**TEXTO:**

No obstante, a sus veintinueve años, el extremo ha empezado a mostrar una faceta mucho más madura y reflexiva de su vida, apartada del ruido mediático y de los estadios. Su transformación resulta fascinante, ya que logró desprenderse completamente de la fama de juventud rebelde y desordenada que le acompañó en los comienzos de su carrera profesional para convertirse en un estratega meticuloso tanto en el mundo empresarial como en la responsabilidad social.
En el ámbito comercial, el delantero sorprendió al sector corporativo al incursionar en un área cargada de simbolismo: la comida rápida. Durante su intensa y mediática etapa en el Fútbol Club Barcelona, su afición por la comida a domicilio, especialmente pizzas y hamburguesas, fue objeto constante de críticas severas por parte de médicos y analistas deportivos que cuestionaban su disciplina profesional.
Lejos de ocultar aquella etapa o evitar la discusión, Dembélé ha mostrado una valentía y una inteligencia destacables al convertir lo que tiempo atrás se consideraba su mayor punto débil en una fuente económica altamente lucrativa. A través de una empresa registrada bajo su nombre en Francia, el futbolista estableció un proyecto moderno en el sector gastronómico, con especialización en la logística de reparto a domicilio.
Esta decisión refleja no solo una considerable madurez financiera orientada a diversificar su patrimonio, sino también una aguda percepción de las tendencias actuales de consumo.
Sin embargo, el verdadero valor del patrimonio del jugador supera las cifras contables y se manifiesta en una profunda vocación humanitaria ligada a sus raíces familiares.
El momento clave que evidenció este compromiso firme tuvo lugar tras el histórico triunfo de Francia en el Mundial de Rusia 2018.
En un acto de entrega y altruismo que tocó profundamente su entorno cercano, el delantero decidió donar la totalidad de sus primas económicas por el título mundial para financiar por completo la construcción de una gran mezquita en Diaguily, localidad mauritana situada en la región de Guidimaka.
Este edificio emblemático, levantado en la tierra natal de su madre, no solo proporcionó un centro espiritual esencial para la comunidad local, sino que también consolidó de manera perdurable el vínculo afectivo y cultural que mantiene con África.
Todo este entramado empresarial y solidario responde a un plan riguroso con la vista puesta en el futuro. El futbolista reconoce que su carrera deportiva tiene un límite temporal y ha declarado abiertamente su intención de retirarse del fútbol profesional a los treinta y cuatro años.
En lugar de optar por una jubilación pasiva, su objetivo es dedicarse plenamente al sector inmobiliario a gran escala, adquiriendo y promoviendo propiedades tanto en Francia como en África. Mediante este equilibrio entre visión empresarial, arraigo cultural y filantropía, Dembélé demuestra una inteligencia notable que supera la del balón, cimentando un legado sólido, coherente y generoso para cuando las luces de los estadios se apaguen definitivamente.

**DATOS REGISTRADOS:**
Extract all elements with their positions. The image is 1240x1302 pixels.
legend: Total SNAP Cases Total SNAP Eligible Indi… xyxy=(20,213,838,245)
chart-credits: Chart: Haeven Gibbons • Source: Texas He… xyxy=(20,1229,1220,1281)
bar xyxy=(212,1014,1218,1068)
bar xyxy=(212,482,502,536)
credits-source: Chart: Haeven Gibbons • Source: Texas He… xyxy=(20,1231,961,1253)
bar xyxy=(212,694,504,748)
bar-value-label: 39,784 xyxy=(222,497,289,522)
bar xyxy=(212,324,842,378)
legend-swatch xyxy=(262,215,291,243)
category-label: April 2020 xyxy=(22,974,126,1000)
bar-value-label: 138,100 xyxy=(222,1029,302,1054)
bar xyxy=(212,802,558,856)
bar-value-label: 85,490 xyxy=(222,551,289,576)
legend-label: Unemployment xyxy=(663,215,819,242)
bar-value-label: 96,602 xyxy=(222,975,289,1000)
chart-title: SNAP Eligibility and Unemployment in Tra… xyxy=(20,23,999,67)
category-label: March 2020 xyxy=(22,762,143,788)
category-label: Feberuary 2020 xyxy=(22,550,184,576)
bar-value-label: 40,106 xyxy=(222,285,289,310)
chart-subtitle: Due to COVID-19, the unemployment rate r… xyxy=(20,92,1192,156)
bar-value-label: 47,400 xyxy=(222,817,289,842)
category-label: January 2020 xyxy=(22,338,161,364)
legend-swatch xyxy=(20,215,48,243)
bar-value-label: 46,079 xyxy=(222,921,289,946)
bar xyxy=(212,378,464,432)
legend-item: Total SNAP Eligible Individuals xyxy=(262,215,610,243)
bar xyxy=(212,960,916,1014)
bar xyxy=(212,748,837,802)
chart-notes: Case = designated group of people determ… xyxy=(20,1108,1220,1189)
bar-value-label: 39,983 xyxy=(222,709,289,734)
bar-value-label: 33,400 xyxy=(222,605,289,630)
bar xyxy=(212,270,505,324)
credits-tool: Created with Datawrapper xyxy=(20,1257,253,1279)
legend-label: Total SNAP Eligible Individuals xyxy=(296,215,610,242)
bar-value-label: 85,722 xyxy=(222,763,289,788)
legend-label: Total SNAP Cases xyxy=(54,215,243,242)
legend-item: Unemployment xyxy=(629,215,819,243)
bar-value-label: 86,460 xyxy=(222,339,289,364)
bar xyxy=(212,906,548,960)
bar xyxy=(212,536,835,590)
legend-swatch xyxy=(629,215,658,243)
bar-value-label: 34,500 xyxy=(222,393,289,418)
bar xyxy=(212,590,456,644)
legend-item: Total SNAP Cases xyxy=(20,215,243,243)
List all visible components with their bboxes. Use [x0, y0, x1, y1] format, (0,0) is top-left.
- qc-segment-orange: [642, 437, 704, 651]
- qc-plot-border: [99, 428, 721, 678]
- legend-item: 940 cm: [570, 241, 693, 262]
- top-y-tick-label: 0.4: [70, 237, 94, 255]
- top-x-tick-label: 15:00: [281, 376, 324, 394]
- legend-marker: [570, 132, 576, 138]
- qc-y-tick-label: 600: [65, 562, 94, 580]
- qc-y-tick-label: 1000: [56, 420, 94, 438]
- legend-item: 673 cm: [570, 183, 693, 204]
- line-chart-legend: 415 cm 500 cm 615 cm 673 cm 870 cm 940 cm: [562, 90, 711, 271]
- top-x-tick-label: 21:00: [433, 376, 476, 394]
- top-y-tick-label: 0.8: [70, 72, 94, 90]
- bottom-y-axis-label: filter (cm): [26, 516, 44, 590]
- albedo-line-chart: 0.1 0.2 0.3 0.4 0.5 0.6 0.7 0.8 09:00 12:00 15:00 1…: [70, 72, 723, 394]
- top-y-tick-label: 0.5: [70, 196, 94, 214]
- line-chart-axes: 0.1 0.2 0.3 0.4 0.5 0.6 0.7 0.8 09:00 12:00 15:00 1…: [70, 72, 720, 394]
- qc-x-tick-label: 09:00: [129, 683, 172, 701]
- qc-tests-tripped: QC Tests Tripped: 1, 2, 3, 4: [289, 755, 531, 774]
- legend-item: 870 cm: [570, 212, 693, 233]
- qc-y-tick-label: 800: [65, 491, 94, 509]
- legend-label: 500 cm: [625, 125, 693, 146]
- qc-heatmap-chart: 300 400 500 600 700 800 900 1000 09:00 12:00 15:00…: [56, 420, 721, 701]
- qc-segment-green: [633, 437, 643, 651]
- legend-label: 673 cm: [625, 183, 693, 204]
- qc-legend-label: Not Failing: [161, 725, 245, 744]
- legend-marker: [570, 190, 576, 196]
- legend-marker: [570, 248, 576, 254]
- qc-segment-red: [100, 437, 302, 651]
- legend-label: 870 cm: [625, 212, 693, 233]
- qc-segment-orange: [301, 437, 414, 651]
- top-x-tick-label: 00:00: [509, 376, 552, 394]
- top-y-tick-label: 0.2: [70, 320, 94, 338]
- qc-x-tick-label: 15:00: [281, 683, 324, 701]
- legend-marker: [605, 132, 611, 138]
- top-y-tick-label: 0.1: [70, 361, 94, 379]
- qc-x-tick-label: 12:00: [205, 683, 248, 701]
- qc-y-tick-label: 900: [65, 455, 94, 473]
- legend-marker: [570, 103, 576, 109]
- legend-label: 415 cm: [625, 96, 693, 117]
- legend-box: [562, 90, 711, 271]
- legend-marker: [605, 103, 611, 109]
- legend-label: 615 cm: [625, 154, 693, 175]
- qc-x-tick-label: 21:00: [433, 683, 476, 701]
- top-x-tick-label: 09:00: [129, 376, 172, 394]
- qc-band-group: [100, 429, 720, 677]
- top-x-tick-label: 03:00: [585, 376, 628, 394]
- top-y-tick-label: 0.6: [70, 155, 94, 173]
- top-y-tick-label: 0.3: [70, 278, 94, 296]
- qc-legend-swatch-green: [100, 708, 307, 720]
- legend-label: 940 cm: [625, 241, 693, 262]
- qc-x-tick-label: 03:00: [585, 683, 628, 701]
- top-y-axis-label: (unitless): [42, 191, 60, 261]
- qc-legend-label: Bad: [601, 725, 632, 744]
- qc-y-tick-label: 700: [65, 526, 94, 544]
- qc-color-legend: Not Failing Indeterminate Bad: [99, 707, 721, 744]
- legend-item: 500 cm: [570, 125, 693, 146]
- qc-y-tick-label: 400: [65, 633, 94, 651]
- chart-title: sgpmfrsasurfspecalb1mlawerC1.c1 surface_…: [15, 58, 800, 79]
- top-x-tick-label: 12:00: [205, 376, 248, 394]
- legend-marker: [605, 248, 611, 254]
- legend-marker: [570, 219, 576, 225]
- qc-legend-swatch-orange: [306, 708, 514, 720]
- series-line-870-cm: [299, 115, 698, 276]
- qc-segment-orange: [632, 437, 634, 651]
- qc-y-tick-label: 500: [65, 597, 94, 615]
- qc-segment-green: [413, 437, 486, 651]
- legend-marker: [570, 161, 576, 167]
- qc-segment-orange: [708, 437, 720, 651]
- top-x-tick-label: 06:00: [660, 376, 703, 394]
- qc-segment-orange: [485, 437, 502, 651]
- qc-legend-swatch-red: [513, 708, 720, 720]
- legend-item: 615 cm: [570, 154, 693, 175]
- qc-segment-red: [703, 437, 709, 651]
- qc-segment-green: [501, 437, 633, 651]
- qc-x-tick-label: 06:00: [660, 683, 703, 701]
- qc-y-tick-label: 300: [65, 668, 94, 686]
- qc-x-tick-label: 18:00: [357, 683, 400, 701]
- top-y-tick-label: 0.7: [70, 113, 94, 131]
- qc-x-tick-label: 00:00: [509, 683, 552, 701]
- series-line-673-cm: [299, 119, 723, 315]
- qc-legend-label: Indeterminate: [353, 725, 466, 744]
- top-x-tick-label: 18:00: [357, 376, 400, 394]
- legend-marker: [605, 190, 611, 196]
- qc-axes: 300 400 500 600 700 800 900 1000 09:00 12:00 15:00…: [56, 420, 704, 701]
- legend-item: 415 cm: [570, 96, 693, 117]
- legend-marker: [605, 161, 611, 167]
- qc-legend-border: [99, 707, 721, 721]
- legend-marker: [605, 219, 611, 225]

**TAREA:**
Por favor, responde estas preguntas con datos del texto sobre Dembélé:
1. ¿Cuántos años tiene el extremo?
2. ¿En qué localidad se construyó la mezquita que financió con sus primas del Mundial?
3. ¿A qué edad piensa retirarse del fútbol profesional?

**RESPUESTA:**
1. Tiene veintinueve años.
2. En Diaguily, localidad mauritana de la región de Guidimaka.
3. A los treinta y cuatro años.